** Start Records provided **

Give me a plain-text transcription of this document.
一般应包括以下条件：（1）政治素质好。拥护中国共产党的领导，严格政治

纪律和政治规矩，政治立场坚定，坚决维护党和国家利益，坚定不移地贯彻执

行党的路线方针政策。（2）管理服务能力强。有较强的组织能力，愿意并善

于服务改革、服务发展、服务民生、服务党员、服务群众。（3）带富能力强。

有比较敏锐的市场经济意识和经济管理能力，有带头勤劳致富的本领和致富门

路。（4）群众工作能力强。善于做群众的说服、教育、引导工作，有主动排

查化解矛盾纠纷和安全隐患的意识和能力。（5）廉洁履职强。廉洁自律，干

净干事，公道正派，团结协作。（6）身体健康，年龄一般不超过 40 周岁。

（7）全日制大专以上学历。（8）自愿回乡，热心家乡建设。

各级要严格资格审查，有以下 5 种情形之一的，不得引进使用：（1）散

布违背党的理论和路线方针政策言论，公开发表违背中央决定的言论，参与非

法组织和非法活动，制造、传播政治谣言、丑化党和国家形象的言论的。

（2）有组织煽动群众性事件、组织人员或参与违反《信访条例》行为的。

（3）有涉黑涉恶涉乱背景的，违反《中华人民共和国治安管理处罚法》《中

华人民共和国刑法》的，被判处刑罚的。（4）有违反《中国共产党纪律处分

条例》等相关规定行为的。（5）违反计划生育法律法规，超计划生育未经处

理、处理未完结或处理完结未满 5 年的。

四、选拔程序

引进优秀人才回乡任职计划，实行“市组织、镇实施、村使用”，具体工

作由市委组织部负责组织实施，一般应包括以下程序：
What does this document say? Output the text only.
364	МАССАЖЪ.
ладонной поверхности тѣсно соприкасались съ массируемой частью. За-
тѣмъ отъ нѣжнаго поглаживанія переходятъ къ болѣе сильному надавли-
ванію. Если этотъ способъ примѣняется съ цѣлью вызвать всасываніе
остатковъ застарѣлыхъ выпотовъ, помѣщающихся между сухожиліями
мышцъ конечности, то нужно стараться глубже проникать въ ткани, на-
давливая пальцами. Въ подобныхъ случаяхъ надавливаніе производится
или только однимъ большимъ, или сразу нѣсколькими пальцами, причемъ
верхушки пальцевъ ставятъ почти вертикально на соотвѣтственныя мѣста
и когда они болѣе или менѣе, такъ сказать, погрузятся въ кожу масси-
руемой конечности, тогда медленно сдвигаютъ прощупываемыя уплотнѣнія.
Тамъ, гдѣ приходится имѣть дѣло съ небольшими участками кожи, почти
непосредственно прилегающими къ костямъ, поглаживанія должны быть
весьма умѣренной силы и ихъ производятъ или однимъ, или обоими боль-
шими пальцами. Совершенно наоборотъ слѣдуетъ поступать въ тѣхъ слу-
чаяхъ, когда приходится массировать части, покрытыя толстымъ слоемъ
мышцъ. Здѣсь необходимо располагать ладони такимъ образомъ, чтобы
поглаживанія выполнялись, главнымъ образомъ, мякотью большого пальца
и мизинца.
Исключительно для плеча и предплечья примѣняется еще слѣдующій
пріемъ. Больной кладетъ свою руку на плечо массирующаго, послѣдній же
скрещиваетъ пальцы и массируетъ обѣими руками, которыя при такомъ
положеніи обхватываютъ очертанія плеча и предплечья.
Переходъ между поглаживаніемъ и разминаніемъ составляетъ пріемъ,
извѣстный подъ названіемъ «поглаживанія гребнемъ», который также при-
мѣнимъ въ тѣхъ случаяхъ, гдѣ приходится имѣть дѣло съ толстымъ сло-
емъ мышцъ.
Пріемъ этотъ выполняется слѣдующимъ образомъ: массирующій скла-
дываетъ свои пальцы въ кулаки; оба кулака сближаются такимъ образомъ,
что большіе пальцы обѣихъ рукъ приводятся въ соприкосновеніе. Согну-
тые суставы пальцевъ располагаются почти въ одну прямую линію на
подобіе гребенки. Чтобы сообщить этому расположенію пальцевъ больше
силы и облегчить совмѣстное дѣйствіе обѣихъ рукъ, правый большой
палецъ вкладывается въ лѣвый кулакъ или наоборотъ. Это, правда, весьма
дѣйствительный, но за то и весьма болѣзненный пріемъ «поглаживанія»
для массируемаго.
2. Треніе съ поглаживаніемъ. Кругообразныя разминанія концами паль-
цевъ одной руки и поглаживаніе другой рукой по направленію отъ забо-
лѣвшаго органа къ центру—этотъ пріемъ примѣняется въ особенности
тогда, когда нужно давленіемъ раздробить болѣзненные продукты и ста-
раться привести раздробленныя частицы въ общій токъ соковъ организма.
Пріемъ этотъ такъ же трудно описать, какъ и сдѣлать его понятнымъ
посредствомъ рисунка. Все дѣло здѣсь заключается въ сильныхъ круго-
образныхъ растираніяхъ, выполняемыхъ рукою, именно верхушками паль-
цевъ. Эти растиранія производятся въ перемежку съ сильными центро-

** End Records provided **

**Task to carry out**
Return all lines containing the word "наоборотъ".

**Output of the task**
шими пальцами. Совершенно наоборотъ слѣдуетъ поступать въ тѣхъ слу-
палецъ вкладывается въ лѣвый кулакъ или наоборотъ. Это, правда, весьма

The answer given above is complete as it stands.